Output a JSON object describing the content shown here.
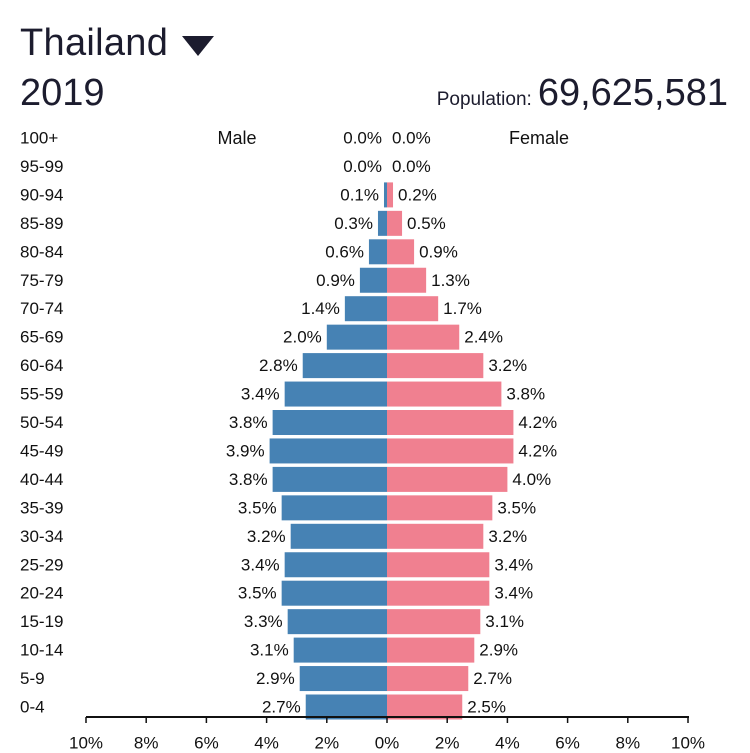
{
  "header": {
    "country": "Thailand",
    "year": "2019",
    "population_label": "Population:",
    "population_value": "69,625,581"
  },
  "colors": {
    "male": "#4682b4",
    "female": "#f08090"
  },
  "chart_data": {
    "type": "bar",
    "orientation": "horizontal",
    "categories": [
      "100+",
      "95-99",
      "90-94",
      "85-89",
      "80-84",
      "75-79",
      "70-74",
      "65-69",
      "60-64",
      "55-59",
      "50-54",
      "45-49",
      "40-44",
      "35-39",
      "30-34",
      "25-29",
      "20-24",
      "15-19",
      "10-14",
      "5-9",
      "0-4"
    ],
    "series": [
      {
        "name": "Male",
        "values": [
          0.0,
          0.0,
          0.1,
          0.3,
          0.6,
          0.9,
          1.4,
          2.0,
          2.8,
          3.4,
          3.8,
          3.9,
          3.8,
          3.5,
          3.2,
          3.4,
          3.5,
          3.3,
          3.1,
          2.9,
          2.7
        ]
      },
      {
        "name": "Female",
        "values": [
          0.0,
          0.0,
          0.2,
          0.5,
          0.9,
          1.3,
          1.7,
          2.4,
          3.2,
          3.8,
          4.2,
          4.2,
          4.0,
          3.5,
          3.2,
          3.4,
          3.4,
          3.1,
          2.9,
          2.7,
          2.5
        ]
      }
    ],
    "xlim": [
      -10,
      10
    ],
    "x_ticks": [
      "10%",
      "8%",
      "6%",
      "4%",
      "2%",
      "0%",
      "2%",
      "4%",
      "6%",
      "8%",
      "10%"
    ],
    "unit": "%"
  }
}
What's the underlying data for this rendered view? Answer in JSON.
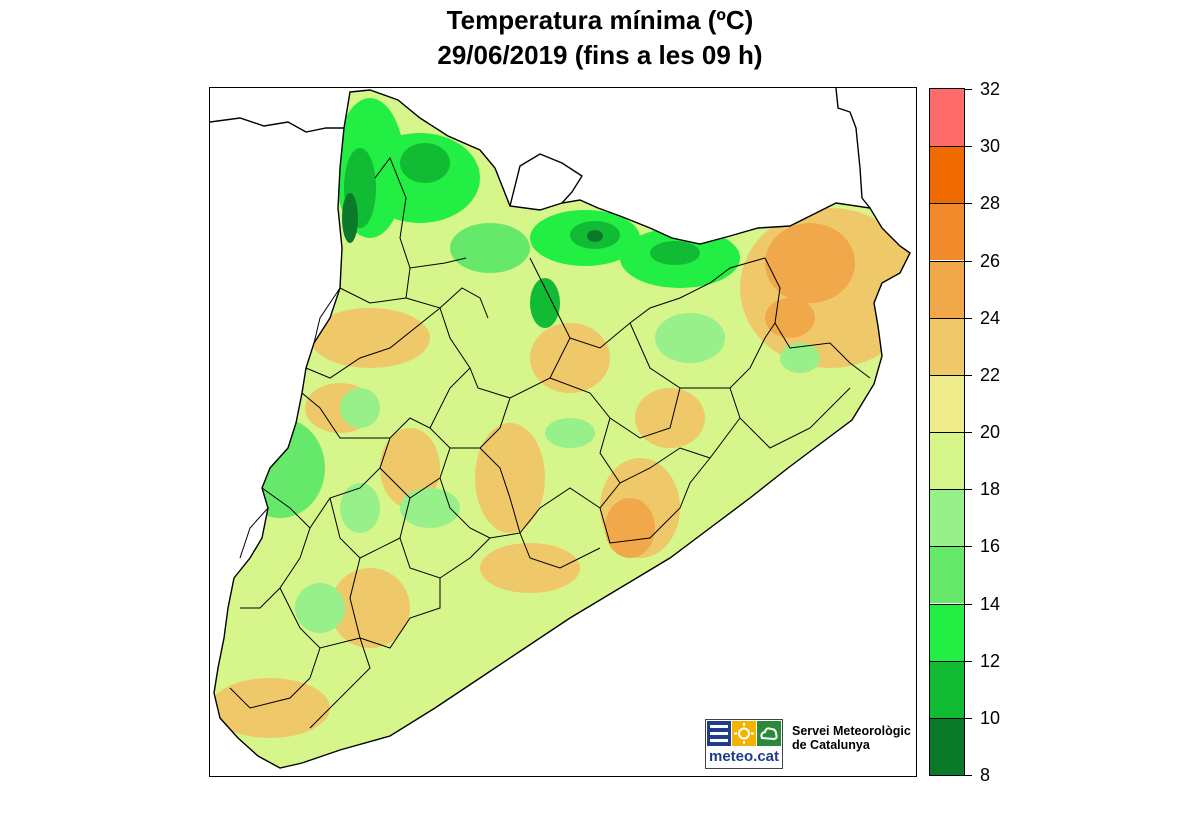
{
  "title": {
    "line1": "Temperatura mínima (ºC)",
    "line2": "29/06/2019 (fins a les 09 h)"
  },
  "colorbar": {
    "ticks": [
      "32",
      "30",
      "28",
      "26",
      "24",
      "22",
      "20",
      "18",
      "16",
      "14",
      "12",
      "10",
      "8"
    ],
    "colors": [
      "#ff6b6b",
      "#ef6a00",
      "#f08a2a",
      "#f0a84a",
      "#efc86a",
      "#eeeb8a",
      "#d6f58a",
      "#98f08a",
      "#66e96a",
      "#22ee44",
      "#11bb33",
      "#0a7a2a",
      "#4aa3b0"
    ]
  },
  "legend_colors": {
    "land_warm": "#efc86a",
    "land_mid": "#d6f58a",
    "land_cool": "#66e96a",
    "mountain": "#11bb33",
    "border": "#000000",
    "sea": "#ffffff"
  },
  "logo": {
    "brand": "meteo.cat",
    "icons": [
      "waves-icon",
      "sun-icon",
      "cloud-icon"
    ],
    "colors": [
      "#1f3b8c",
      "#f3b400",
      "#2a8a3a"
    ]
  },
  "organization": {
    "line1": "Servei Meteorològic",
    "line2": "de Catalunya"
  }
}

SHORT EXERCISE
Set every line down exactly as written, leaving each picture out.

RESULT FOR THIS EXERCISE
Output a JSON object describing the content shown here.
{
  "header": {
    "country": "Thailand",
    "year": "2019",
    "population_label": "Population:",
    "population_value": "69,625,581"
  },
  "colors": {
    "male": "#4682b4",
    "female": "#f08090"
  },
  "chart_data": {
    "type": "bar",
    "orientation": "horizontal",
    "categories": [
      "100+",
      "95-99",
      "90-94",
      "85-89",
      "80-84",
      "75-79",
      "70-74",
      "65-69",
      "60-64",
      "55-59",
      "50-54",
      "45-49",
      "40-44",
      "35-39",
      "30-34",
      "25-29",
      "20-24",
      "15-19",
      "10-14",
      "5-9",
      "0-4"
    ],
    "series": [
      {
        "name": "Male",
        "values": [
          0.0,
          0.0,
          0.1,
          0.3,
          0.6,
          0.9,
          1.4,
          2.0,
          2.8,
          3.4,
          3.8,
          3.9,
          3.8,
          3.5,
          3.2,
          3.4,
          3.5,
          3.3,
          3.1,
          2.9,
          2.7
        ]
      },
      {
        "name": "Female",
        "values": [
          0.0,
          0.0,
          0.2,
          0.5,
          0.9,
          1.3,
          1.7,
          2.4,
          3.2,
          3.8,
          4.2,
          4.2,
          4.0,
          3.5,
          3.2,
          3.4,
          3.4,
          3.1,
          2.9,
          2.7,
          2.5
        ]
      }
    ],
    "xlim": [
      -10,
      10
    ],
    "x_ticks": [
      "10%",
      "8%",
      "6%",
      "4%",
      "2%",
      "0%",
      "2%",
      "4%",
      "6%",
      "8%",
      "10%"
    ],
    "unit": "%"
  }
}
What's the underlying data for this rendered view? Answer in JSON.
{
  "title": {
    "line1": "Temperatura mínima (ºC)",
    "line2": "29/06/2019 (fins a les 09 h)"
  },
  "colorbar": {
    "ticks": [
      "32",
      "30",
      "28",
      "26",
      "24",
      "22",
      "20",
      "18",
      "16",
      "14",
      "12",
      "10",
      "8"
    ],
    "colors": [
      "#ff6b6b",
      "#ef6a00",
      "#f08a2a",
      "#f0a84a",
      "#efc86a",
      "#eeeb8a",
      "#d6f58a",
      "#98f08a",
      "#66e96a",
      "#22ee44",
      "#11bb33",
      "#0a7a2a",
      "#4aa3b0"
    ]
  },
  "legend_colors": {
    "land_warm": "#efc86a",
    "land_mid": "#d6f58a",
    "land_cool": "#66e96a",
    "mountain": "#11bb33",
    "border": "#000000",
    "sea": "#ffffff"
  },
  "logo": {
    "brand": "meteo.cat",
    "icons": [
      "waves-icon",
      "sun-icon",
      "cloud-icon"
    ],
    "colors": [
      "#1f3b8c",
      "#f3b400",
      "#2a8a3a"
    ]
  },
  "organization": {
    "line1": "Servei Meteorològic",
    "line2": "de Catalunya"
  }
}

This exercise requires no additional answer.